-- Begin --
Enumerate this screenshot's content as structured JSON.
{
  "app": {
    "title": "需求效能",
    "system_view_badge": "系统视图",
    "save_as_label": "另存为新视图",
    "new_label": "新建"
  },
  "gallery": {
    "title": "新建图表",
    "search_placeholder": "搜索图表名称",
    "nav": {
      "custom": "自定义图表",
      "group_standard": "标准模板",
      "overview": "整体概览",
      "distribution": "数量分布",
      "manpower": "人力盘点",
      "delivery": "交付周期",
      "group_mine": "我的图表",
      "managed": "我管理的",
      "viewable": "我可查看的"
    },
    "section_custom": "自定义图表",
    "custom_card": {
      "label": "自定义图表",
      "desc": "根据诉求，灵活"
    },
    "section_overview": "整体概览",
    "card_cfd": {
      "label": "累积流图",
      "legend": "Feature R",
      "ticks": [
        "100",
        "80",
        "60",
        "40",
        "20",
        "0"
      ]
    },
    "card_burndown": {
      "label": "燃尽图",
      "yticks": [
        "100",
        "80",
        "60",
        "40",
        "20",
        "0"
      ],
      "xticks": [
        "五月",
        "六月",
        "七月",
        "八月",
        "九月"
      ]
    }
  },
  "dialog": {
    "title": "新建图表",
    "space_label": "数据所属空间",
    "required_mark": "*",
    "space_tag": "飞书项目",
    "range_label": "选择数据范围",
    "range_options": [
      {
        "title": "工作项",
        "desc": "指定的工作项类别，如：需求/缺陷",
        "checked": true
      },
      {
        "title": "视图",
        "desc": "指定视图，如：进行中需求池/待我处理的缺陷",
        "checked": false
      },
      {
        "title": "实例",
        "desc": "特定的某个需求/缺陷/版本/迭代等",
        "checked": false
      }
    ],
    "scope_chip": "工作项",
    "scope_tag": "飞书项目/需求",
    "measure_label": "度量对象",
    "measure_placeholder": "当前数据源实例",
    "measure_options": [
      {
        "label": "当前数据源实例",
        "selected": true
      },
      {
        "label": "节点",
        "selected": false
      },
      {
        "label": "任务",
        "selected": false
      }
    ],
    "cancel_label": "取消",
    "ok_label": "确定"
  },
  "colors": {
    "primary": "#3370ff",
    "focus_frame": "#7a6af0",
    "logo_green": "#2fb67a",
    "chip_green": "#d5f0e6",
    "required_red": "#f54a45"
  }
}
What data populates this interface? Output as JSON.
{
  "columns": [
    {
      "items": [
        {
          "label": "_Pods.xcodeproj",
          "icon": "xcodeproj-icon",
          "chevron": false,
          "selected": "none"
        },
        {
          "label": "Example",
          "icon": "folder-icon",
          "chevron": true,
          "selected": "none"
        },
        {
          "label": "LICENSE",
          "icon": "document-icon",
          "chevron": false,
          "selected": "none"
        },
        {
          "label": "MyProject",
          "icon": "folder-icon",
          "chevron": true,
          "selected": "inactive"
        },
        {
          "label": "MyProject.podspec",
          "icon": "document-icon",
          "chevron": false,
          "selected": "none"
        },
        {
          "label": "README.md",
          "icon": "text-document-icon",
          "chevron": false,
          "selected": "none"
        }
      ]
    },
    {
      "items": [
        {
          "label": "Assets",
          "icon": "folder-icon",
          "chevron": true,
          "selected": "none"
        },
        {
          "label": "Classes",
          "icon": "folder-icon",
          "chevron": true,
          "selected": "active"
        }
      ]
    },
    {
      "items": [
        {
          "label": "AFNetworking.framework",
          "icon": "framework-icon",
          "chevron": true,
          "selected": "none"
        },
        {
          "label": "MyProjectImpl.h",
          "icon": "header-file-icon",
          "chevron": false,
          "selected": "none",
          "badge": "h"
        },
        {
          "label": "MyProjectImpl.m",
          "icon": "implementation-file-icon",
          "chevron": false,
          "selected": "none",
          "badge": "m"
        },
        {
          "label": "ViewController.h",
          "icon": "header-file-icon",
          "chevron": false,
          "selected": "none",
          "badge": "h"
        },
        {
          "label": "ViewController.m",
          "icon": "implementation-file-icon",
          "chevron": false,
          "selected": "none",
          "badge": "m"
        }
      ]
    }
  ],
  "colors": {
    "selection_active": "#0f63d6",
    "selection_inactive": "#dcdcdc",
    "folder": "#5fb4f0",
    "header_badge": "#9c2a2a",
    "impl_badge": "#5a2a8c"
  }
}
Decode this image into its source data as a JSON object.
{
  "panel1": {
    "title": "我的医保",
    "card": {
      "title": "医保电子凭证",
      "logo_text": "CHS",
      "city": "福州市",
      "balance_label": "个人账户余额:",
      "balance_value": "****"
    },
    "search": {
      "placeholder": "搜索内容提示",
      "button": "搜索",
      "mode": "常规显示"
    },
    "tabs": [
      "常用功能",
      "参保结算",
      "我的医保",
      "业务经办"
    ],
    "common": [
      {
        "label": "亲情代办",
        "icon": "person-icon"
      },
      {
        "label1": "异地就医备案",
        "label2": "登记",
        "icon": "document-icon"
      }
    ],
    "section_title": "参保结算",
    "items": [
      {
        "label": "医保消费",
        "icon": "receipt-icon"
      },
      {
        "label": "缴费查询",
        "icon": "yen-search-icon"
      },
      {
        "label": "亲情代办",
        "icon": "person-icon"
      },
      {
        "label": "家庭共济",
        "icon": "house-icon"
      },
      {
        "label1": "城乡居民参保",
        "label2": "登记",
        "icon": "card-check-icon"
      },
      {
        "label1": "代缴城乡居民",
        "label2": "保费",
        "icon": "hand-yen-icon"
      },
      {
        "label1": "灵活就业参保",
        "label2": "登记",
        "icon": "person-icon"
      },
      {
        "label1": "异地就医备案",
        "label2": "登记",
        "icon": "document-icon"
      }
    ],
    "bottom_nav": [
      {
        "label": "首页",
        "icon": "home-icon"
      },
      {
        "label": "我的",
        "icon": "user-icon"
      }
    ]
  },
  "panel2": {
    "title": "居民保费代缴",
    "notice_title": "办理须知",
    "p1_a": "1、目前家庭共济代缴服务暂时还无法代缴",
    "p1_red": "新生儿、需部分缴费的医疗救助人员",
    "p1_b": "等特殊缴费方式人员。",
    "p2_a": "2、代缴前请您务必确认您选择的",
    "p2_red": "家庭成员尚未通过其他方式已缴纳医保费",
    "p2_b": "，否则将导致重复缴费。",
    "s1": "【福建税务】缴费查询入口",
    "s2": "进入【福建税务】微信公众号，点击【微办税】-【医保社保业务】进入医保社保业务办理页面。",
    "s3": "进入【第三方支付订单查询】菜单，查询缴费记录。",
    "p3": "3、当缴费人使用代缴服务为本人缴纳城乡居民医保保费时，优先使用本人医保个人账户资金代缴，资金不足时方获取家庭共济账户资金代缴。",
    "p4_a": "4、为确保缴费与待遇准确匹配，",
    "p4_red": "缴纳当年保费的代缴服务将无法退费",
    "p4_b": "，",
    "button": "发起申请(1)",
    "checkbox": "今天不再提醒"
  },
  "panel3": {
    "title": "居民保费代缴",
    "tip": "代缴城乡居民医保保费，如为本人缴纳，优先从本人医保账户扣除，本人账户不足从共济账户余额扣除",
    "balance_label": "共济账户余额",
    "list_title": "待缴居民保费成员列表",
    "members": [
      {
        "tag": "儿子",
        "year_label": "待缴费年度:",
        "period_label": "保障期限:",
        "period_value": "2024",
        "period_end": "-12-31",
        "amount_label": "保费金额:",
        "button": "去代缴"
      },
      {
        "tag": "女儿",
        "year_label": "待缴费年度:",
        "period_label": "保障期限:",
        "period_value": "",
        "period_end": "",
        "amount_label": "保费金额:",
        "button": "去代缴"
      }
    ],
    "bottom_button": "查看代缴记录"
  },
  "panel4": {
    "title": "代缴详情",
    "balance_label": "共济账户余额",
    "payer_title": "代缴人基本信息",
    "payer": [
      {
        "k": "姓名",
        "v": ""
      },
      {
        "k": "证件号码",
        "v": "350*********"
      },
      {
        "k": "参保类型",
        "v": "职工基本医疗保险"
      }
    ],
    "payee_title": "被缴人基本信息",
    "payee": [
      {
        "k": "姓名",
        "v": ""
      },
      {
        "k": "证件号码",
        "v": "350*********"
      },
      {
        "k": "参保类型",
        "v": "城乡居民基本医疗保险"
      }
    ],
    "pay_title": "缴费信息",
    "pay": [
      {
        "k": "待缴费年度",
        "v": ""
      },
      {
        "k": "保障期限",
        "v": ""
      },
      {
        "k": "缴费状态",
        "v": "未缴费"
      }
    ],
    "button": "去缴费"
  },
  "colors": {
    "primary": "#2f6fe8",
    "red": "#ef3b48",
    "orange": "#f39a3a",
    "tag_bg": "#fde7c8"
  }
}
-- End --
Description of the task
Go through the material above and copy each line that has the word "ViewController".

Reply
          "label": "ViewController.h",
          "label": "ViewController.m",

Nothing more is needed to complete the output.